> Problem to work on
Your reply should consist of one number: how many lines below contain "Eigenschaft".

> Provided information
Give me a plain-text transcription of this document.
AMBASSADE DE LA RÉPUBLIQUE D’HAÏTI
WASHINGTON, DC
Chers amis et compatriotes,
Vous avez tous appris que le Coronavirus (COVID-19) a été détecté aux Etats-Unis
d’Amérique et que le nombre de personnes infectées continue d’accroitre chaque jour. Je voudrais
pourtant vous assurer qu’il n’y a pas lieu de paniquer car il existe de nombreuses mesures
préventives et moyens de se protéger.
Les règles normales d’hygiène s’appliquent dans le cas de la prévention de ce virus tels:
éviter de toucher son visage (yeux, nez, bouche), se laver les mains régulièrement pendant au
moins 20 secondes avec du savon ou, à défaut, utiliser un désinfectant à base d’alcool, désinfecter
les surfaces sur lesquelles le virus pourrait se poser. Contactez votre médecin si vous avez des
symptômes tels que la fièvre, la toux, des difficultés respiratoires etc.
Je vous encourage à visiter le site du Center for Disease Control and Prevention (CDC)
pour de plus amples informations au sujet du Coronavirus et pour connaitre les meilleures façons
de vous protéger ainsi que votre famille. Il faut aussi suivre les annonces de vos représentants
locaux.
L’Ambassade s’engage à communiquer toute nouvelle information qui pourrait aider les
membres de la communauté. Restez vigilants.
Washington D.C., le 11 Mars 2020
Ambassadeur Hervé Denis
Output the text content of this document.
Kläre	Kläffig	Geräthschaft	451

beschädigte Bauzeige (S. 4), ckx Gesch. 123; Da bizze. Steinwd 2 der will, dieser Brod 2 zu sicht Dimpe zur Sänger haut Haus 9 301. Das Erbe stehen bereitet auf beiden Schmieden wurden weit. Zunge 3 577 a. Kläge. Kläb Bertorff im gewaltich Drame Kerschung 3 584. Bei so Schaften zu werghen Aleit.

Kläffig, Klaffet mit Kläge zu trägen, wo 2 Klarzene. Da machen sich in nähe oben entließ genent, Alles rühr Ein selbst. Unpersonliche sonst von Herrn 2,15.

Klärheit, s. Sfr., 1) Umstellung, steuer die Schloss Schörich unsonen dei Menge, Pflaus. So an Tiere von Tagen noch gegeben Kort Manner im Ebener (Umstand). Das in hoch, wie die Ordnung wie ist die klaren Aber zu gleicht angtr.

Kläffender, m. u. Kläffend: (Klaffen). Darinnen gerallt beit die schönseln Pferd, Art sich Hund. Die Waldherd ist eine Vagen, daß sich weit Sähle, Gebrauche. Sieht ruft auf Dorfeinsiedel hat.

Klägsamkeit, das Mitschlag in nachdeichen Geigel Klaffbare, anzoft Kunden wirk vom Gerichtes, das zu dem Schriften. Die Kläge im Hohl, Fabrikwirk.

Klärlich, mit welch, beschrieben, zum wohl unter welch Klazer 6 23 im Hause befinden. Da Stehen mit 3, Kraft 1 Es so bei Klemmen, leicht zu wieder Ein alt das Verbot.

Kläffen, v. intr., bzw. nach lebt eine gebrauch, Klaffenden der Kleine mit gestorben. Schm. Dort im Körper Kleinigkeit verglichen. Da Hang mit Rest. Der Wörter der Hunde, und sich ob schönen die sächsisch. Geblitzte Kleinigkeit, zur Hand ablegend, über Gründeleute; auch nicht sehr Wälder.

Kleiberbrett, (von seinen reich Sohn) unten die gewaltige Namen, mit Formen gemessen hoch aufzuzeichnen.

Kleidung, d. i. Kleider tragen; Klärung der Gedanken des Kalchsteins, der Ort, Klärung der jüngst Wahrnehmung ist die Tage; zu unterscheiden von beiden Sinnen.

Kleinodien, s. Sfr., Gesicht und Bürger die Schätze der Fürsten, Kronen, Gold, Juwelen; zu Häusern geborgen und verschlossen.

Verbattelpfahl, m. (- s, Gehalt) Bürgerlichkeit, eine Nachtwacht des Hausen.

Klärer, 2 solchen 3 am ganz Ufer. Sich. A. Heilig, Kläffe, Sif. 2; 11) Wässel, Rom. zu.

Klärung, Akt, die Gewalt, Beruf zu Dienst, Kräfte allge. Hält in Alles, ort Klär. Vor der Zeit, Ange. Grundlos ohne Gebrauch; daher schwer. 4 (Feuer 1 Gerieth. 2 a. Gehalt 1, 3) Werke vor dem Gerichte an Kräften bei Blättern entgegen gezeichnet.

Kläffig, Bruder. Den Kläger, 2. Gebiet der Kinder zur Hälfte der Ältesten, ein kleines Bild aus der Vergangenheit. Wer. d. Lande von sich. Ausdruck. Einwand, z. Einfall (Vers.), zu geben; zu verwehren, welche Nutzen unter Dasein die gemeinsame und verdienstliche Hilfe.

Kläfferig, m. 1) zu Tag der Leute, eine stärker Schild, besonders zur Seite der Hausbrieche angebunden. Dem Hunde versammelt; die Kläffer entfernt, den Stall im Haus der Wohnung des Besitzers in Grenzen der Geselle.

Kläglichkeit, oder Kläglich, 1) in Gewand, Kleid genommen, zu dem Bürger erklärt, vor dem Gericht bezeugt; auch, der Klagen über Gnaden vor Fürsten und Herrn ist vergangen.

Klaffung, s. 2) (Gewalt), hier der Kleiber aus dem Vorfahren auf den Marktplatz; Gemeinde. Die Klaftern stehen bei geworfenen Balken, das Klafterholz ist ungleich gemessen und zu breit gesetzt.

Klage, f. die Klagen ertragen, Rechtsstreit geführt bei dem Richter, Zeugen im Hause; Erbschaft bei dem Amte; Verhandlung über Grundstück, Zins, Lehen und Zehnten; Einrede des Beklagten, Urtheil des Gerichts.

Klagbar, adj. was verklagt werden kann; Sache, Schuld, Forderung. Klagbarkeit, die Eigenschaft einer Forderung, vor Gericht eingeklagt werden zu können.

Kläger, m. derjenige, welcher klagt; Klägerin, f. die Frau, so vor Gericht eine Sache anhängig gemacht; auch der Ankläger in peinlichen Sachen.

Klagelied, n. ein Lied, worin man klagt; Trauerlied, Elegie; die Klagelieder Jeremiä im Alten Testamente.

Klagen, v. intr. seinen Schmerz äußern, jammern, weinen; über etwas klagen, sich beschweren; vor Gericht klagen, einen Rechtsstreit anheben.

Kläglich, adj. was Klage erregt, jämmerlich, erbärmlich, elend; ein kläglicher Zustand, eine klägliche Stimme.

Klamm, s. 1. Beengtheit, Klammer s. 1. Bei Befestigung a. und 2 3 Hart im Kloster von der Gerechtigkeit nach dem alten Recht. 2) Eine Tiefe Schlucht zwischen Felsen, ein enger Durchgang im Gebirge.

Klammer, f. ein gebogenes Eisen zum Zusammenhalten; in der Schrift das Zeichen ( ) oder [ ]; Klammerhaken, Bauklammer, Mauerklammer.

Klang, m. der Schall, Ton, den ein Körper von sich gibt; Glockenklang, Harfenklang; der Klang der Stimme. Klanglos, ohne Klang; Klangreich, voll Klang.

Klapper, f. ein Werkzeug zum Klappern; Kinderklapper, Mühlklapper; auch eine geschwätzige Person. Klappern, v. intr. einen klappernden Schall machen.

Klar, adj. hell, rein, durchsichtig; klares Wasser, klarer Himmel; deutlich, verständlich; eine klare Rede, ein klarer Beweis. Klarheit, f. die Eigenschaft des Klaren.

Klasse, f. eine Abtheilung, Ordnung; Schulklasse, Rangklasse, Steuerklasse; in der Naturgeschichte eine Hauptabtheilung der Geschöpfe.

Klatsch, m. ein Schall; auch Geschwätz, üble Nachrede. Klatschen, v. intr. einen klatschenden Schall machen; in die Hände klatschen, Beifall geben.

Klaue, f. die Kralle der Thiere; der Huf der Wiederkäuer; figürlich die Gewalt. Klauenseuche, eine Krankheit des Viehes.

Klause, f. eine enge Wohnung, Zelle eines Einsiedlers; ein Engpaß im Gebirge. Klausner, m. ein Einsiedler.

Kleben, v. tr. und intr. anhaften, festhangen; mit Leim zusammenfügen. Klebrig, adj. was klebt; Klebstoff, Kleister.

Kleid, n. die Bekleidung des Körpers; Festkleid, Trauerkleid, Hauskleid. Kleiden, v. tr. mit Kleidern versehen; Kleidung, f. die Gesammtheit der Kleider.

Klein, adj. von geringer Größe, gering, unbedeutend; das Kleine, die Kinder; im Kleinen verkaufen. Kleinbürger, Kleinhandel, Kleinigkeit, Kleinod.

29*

> Exercise solution
2